■ PROBLEM STATEMENT
Your task is to copy the listing exactly, with the pictures left out.

■ RAW DATA
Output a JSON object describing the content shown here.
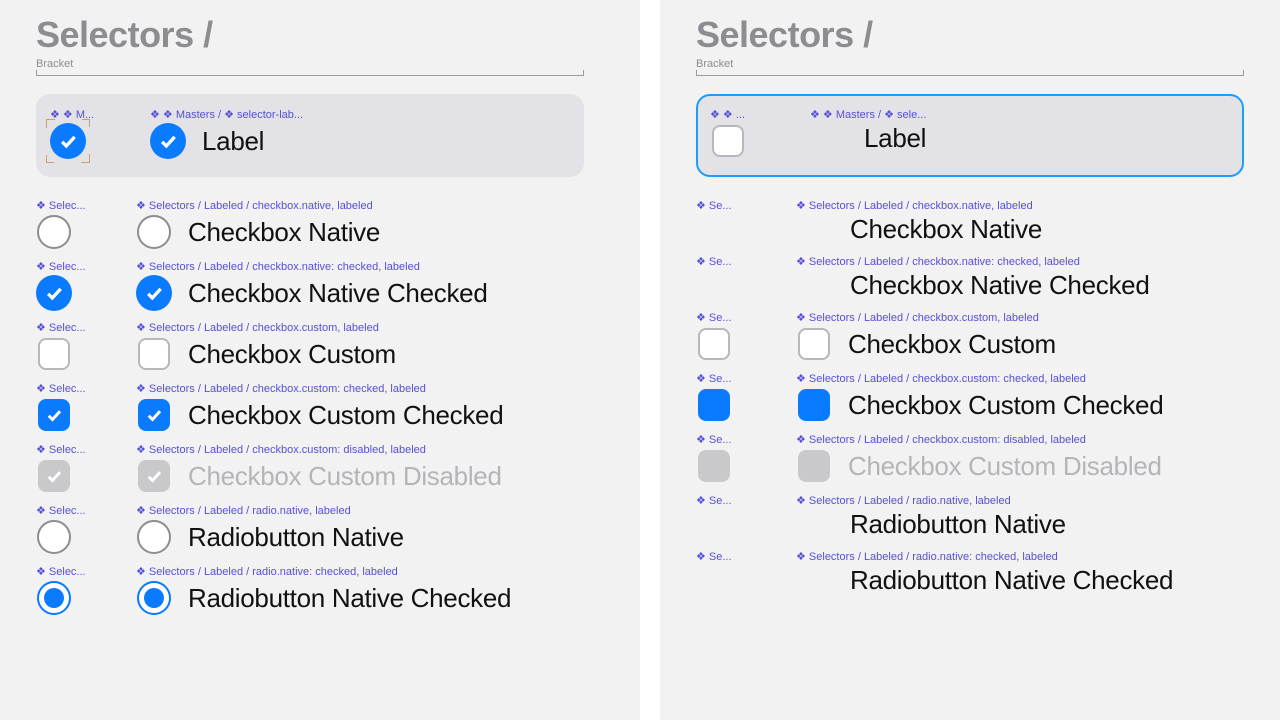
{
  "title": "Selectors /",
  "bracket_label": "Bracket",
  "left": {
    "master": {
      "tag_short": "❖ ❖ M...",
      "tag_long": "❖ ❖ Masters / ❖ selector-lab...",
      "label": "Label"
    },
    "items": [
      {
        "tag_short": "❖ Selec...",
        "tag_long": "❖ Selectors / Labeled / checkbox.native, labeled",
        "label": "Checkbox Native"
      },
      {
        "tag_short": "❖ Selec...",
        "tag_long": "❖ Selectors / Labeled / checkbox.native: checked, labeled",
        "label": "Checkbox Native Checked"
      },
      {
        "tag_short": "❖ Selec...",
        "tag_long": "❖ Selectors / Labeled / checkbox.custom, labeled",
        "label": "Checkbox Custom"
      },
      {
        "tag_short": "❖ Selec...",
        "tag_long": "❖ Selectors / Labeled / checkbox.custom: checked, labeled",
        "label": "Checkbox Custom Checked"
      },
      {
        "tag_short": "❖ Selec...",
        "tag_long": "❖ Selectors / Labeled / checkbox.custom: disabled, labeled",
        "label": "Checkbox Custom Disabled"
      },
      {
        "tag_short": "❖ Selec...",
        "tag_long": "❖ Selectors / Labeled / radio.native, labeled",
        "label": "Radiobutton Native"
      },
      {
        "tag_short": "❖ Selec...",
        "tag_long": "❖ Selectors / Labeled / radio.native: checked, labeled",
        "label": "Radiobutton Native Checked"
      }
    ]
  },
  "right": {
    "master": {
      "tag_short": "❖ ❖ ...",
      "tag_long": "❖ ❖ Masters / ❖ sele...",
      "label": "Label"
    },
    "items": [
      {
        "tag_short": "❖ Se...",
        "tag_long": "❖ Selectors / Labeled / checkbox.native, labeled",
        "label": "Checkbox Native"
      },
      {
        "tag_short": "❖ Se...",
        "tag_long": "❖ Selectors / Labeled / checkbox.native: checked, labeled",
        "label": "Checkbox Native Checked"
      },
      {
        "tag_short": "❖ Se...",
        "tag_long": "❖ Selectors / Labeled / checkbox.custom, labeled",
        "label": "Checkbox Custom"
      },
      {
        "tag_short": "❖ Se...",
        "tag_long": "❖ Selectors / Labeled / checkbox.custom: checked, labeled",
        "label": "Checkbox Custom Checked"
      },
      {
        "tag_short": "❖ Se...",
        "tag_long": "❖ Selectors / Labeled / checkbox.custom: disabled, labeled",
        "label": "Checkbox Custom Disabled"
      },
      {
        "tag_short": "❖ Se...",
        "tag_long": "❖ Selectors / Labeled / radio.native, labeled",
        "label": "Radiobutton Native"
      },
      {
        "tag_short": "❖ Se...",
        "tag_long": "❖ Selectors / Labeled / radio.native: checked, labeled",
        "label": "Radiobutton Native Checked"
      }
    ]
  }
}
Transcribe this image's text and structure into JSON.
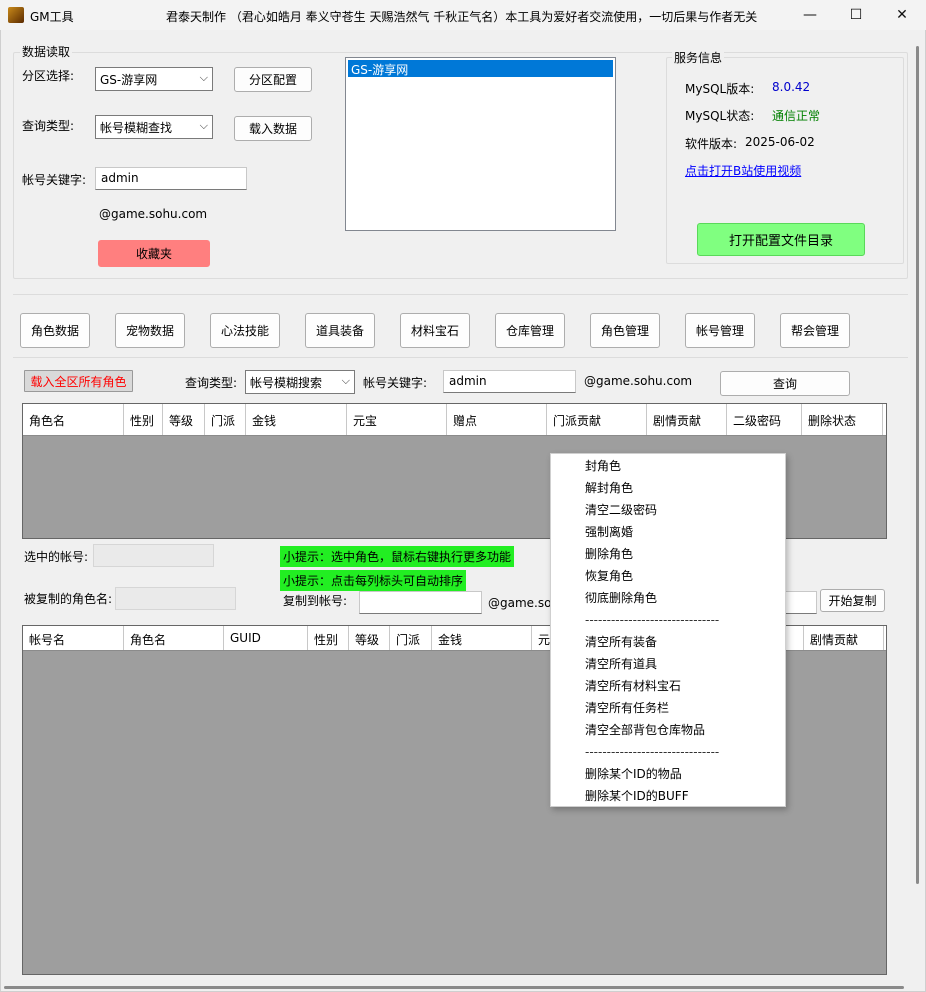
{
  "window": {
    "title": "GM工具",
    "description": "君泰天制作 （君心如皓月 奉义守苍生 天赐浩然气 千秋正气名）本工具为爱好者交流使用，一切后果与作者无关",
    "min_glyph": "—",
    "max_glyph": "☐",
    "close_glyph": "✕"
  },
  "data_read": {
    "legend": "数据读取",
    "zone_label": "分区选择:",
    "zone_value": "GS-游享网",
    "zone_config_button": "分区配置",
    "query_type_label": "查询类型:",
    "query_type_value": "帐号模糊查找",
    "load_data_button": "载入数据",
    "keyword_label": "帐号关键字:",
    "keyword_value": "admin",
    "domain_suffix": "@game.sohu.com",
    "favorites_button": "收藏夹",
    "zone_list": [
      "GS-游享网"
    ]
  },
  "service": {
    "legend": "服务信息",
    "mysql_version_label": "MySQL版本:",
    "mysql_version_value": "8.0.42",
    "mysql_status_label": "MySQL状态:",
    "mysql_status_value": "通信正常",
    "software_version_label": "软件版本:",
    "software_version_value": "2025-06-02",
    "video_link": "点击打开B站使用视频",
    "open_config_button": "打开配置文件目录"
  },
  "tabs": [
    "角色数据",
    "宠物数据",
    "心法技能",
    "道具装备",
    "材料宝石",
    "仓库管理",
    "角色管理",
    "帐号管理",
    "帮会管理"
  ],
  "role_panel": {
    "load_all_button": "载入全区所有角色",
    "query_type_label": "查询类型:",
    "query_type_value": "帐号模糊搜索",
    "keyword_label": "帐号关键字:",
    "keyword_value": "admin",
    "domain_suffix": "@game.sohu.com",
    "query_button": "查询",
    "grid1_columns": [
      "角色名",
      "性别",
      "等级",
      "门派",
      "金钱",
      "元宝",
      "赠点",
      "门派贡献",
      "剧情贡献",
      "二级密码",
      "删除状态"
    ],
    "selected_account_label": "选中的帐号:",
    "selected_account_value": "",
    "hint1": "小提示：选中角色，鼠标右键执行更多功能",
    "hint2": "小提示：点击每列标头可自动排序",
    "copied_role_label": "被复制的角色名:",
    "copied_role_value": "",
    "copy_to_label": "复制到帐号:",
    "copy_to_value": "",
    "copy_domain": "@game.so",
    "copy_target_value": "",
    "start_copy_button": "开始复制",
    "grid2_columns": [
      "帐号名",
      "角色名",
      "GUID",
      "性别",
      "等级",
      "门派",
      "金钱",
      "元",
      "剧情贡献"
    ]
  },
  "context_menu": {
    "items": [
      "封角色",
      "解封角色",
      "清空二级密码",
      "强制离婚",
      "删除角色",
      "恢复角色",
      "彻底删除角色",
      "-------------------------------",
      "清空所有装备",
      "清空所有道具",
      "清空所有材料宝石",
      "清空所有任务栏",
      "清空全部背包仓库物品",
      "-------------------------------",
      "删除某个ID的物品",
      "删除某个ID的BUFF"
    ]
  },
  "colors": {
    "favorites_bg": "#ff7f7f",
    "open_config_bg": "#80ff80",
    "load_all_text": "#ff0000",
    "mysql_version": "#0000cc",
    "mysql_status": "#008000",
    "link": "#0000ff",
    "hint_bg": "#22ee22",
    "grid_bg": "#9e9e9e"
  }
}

■ EXERCISE RESULT
Output a JSON object describing the content shown here.
{
  "title": "Selectors /",
  "bracket_label": "Bracket",
  "left": {
    "master": {
      "tag_short": "❖ ❖ M...",
      "tag_long": "❖ ❖ Masters / ❖ selector-lab...",
      "label": "Label"
    },
    "items": [
      {
        "tag_short": "❖ Selec...",
        "tag_long": "❖ Selectors / Labeled / checkbox.native, labeled",
        "label": "Checkbox Native"
      },
      {
        "tag_short": "❖ Selec...",
        "tag_long": "❖ Selectors / Labeled / checkbox.native: checked, labeled",
        "label": "Checkbox Native Checked"
      },
      {
        "tag_short": "❖ Selec...",
        "tag_long": "❖ Selectors / Labeled / checkbox.custom, labeled",
        "label": "Checkbox Custom"
      },
      {
        "tag_short": "❖ Selec...",
        "tag_long": "❖ Selectors / Labeled / checkbox.custom: checked, labeled",
        "label": "Checkbox Custom Checked"
      },
      {
        "tag_short": "❖ Selec...",
        "tag_long": "❖ Selectors / Labeled / checkbox.custom: disabled, labeled",
        "label": "Checkbox Custom Disabled"
      },
      {
        "tag_short": "❖ Selec...",
        "tag_long": "❖ Selectors / Labeled / radio.native, labeled",
        "label": "Radiobutton Native"
      },
      {
        "tag_short": "❖ Selec...",
        "tag_long": "❖ Selectors / Labeled / radio.native: checked, labeled",
        "label": "Radiobutton Native Checked"
      }
    ]
  },
  "right": {
    "master": {
      "tag_short": "❖ ❖ ...",
      "tag_long": "❖ ❖ Masters / ❖ sele...",
      "label": "Label"
    },
    "items": [
      {
        "tag_short": "❖ Se...",
        "tag_long": "❖ Selectors / Labeled / checkbox.native, labeled",
        "label": "Checkbox Native"
      },
      {
        "tag_short": "❖ Se...",
        "tag_long": "❖ Selectors / Labeled / checkbox.native: checked, labeled",
        "label": "Checkbox Native Checked"
      },
      {
        "tag_short": "❖ Se...",
        "tag_long": "❖ Selectors / Labeled / checkbox.custom, labeled",
        "label": "Checkbox Custom"
      },
      {
        "tag_short": "❖ Se...",
        "tag_long": "❖ Selectors / Labeled / checkbox.custom: checked, labeled",
        "label": "Checkbox Custom Checked"
      },
      {
        "tag_short": "❖ Se...",
        "tag_long": "❖ Selectors / Labeled / checkbox.custom: disabled, labeled",
        "label": "Checkbox Custom Disabled"
      },
      {
        "tag_short": "❖ Se...",
        "tag_long": "❖ Selectors / Labeled / radio.native, labeled",
        "label": "Radiobutton Native"
      },
      {
        "tag_short": "❖ Se...",
        "tag_long": "❖ Selectors / Labeled / radio.native: checked, labeled",
        "label": "Radiobutton Native Checked"
      }
    ]
  }
}
Transcribe this image's text and structure into JSON.
{
  "window": {
    "title": "GM工具",
    "description": "君泰天制作 （君心如皓月 奉义守苍生 天赐浩然气 千秋正气名）本工具为爱好者交流使用，一切后果与作者无关",
    "min_glyph": "—",
    "max_glyph": "☐",
    "close_glyph": "✕"
  },
  "data_read": {
    "legend": "数据读取",
    "zone_label": "分区选择:",
    "zone_value": "GS-游享网",
    "zone_config_button": "分区配置",
    "query_type_label": "查询类型:",
    "query_type_value": "帐号模糊查找",
    "load_data_button": "载入数据",
    "keyword_label": "帐号关键字:",
    "keyword_value": "admin",
    "domain_suffix": "@game.sohu.com",
    "favorites_button": "收藏夹",
    "zone_list": [
      "GS-游享网"
    ]
  },
  "service": {
    "legend": "服务信息",
    "mysql_version_label": "MySQL版本:",
    "mysql_version_value": "8.0.42",
    "mysql_status_label": "MySQL状态:",
    "mysql_status_value": "通信正常",
    "software_version_label": "软件版本:",
    "software_version_value": "2025-06-02",
    "video_link": "点击打开B站使用视频",
    "open_config_button": "打开配置文件目录"
  },
  "tabs": [
    "角色数据",
    "宠物数据",
    "心法技能",
    "道具装备",
    "材料宝石",
    "仓库管理",
    "角色管理",
    "帐号管理",
    "帮会管理"
  ],
  "role_panel": {
    "load_all_button": "载入全区所有角色",
    "query_type_label": "查询类型:",
    "query_type_value": "帐号模糊搜索",
    "keyword_label": "帐号关键字:",
    "keyword_value": "admin",
    "domain_suffix": "@game.sohu.com",
    "query_button": "查询",
    "grid1_columns": [
      "角色名",
      "性别",
      "等级",
      "门派",
      "金钱",
      "元宝",
      "赠点",
      "门派贡献",
      "剧情贡献",
      "二级密码",
      "删除状态"
    ],
    "selected_account_label": "选中的帐号:",
    "selected_account_value": "",
    "hint1": "小提示：选中角色，鼠标右键执行更多功能",
    "hint2": "小提示：点击每列标头可自动排序",
    "copied_role_label": "被复制的角色名:",
    "copied_role_value": "",
    "copy_to_label": "复制到帐号:",
    "copy_to_value": "",
    "copy_domain": "@game.so",
    "copy_target_value": "",
    "start_copy_button": "开始复制",
    "grid2_columns": [
      "帐号名",
      "角色名",
      "GUID",
      "性别",
      "等级",
      "门派",
      "金钱",
      "元",
      "剧情贡献"
    ]
  },
  "context_menu": {
    "items": [
      "封角色",
      "解封角色",
      "清空二级密码",
      "强制离婚",
      "删除角色",
      "恢复角色",
      "彻底删除角色",
      "-------------------------------",
      "清空所有装备",
      "清空所有道具",
      "清空所有材料宝石",
      "清空所有任务栏",
      "清空全部背包仓库物品",
      "-------------------------------",
      "删除某个ID的物品",
      "删除某个ID的BUFF"
    ]
  },
  "colors": {
    "favorites_bg": "#ff7f7f",
    "open_config_bg": "#80ff80",
    "load_all_text": "#ff0000",
    "mysql_version": "#0000cc",
    "mysql_status": "#008000",
    "link": "#0000ff",
    "hint_bg": "#22ee22",
    "grid_bg": "#9e9e9e"
  }
}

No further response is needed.